* start Provided data *
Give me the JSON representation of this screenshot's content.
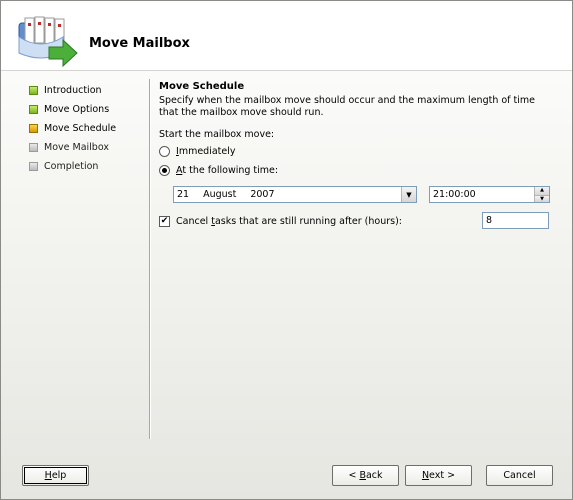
{
  "header": {
    "title": "Move Mailbox",
    "icon": "mailbox-move-icon"
  },
  "steps": [
    {
      "label": "Introduction",
      "state": "done"
    },
    {
      "label": "Move Options",
      "state": "done"
    },
    {
      "label": "Move Schedule",
      "state": "current"
    },
    {
      "label": "Move Mailbox",
      "state": "pending"
    },
    {
      "label": "Completion",
      "state": "pending"
    }
  ],
  "content": {
    "title": "Move Schedule",
    "description": "Specify when the mailbox move should occur and the maximum length of time that the mailbox move should run.",
    "start_label": "Start the mailbox move:",
    "radio_immediately": {
      "access_key": "I",
      "rest": "mmediately",
      "selected": false
    },
    "radio_following": {
      "access_key": "A",
      "rest": "t the following time:",
      "selected": true
    },
    "date": {
      "day": "21",
      "month": "August",
      "year": "2007"
    },
    "time": "21:00:00",
    "cancel_tasks": {
      "prefix": "Cancel ",
      "access_key": "t",
      "rest": "asks that are still running after (hours):",
      "checked": true,
      "check_glyph": "✔"
    },
    "hours": "8"
  },
  "buttons": {
    "help": {
      "access_key": "H",
      "rest": "elp"
    },
    "back": {
      "prefix": "< ",
      "access_key": "B",
      "rest": "ack"
    },
    "next": {
      "access_key": "N",
      "rest": "ext >"
    },
    "cancel": "Cancel"
  },
  "glyphs": {
    "dropdown": "▼",
    "spin_up": "▲",
    "spin_down": "▼"
  },
  "colors": {
    "done": "#7ab51e",
    "current": "#d49b00",
    "pending": "#bcbcbc"
  }
}
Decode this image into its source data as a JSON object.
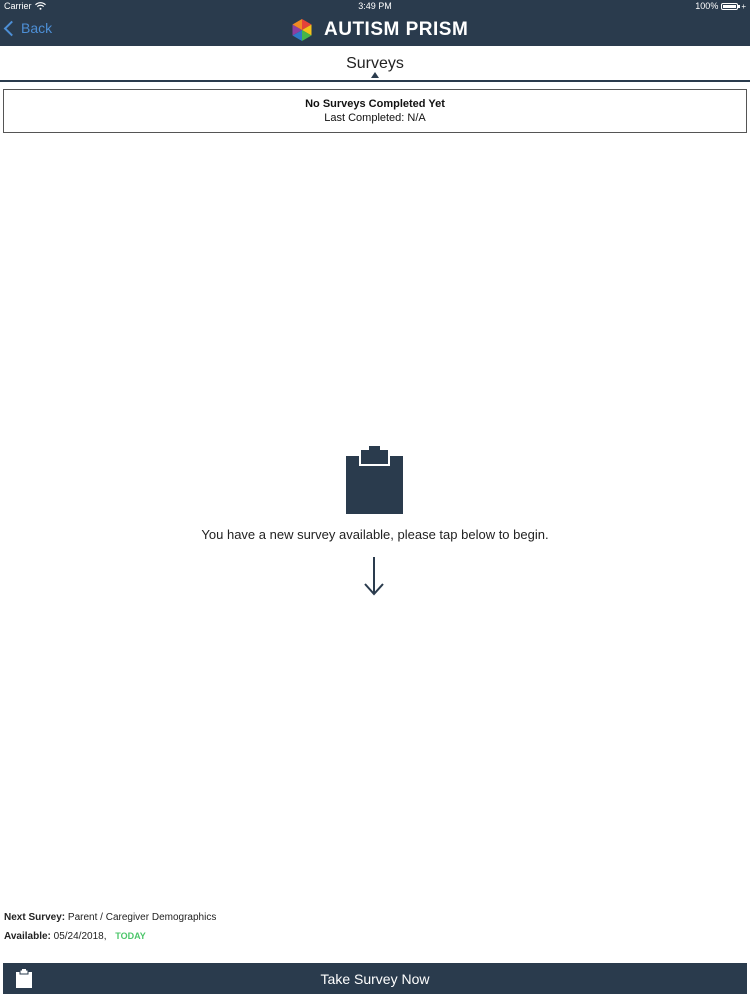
{
  "status_bar": {
    "carrier": "Carrier",
    "time": "3:49 PM",
    "battery": "100%",
    "wifi_icon": "wifi-icon",
    "battery_icon": "battery-icon"
  },
  "nav": {
    "back_label": "Back",
    "app_title": "AUTISM PRISM",
    "logo_icon": "prism-logo-icon"
  },
  "page": {
    "title": "Surveys"
  },
  "status_box": {
    "title": "No Surveys Completed Yet",
    "last_completed": "Last Completed: N/A"
  },
  "main": {
    "icon": "clipboard-icon",
    "prompt": "You have a new survey available, please tap below to begin.",
    "arrow_icon": "arrow-down-icon"
  },
  "footer": {
    "next_survey_label": "Next Survey:",
    "next_survey_value": "Parent / Caregiver Demographics",
    "available_label": "Available:",
    "available_value": "05/24/2018,",
    "today": "TODAY"
  },
  "take_survey_button": {
    "label": "Take Survey Now",
    "icon": "clipboard-icon"
  },
  "colors": {
    "header_bg": "#2a3b4d",
    "back_link": "#4d8fd6",
    "today": "#4cc66a",
    "logo_red": "#e5423a",
    "logo_yellow": "#f5c21b",
    "logo_green": "#46b64a",
    "logo_blue": "#2f79c9",
    "logo_purple": "#8e3fa0",
    "logo_orange": "#f08a24"
  }
}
* end Provided data *
Set each line of the records down exactly, leaving every picture out.

Give me the JSON representation of this screenshot's content.
{
  "header": {
    "title": "Move Mailbox",
    "icon": "mailbox-move-icon"
  },
  "steps": [
    {
      "label": "Introduction",
      "state": "done"
    },
    {
      "label": "Move Options",
      "state": "done"
    },
    {
      "label": "Move Schedule",
      "state": "current"
    },
    {
      "label": "Move Mailbox",
      "state": "pending"
    },
    {
      "label": "Completion",
      "state": "pending"
    }
  ],
  "content": {
    "title": "Move Schedule",
    "description": "Specify when the mailbox move should occur and the maximum length of time that the mailbox move should run.",
    "start_label": "Start the mailbox move:",
    "radio_immediately": {
      "access_key": "I",
      "rest": "mmediately",
      "selected": false
    },
    "radio_following": {
      "access_key": "A",
      "rest": "t the following time:",
      "selected": true
    },
    "date": {
      "day": "21",
      "month": "August",
      "year": "2007"
    },
    "time": "21:00:00",
    "cancel_tasks": {
      "prefix": "Cancel ",
      "access_key": "t",
      "rest": "asks that are still running after (hours):",
      "checked": true,
      "check_glyph": "✔"
    },
    "hours": "8"
  },
  "buttons": {
    "help": {
      "access_key": "H",
      "rest": "elp"
    },
    "back": {
      "prefix": "< ",
      "access_key": "B",
      "rest": "ack"
    },
    "next": {
      "access_key": "N",
      "rest": "ext >"
    },
    "cancel": "Cancel"
  },
  "glyphs": {
    "dropdown": "▼",
    "spin_up": "▲",
    "spin_down": "▼"
  },
  "colors": {
    "done": "#7ab51e",
    "current": "#d49b00",
    "pending": "#bcbcbc"
  }
}
Decode this image into its source data as a JSON object.
{
  "status_bar": {
    "carrier": "Carrier",
    "time": "3:49 PM",
    "battery": "100%",
    "wifi_icon": "wifi-icon",
    "battery_icon": "battery-icon"
  },
  "nav": {
    "back_label": "Back",
    "app_title": "AUTISM PRISM",
    "logo_icon": "prism-logo-icon"
  },
  "page": {
    "title": "Surveys"
  },
  "status_box": {
    "title": "No Surveys Completed Yet",
    "last_completed": "Last Completed: N/A"
  },
  "main": {
    "icon": "clipboard-icon",
    "prompt": "You have a new survey available, please tap below to begin.",
    "arrow_icon": "arrow-down-icon"
  },
  "footer": {
    "next_survey_label": "Next Survey:",
    "next_survey_value": "Parent / Caregiver Demographics",
    "available_label": "Available:",
    "available_value": "05/24/2018,",
    "today": "TODAY"
  },
  "take_survey_button": {
    "label": "Take Survey Now",
    "icon": "clipboard-icon"
  },
  "colors": {
    "header_bg": "#2a3b4d",
    "back_link": "#4d8fd6",
    "today": "#4cc66a",
    "logo_red": "#e5423a",
    "logo_yellow": "#f5c21b",
    "logo_green": "#46b64a",
    "logo_blue": "#2f79c9",
    "logo_purple": "#8e3fa0",
    "logo_orange": "#f08a24"
  }
}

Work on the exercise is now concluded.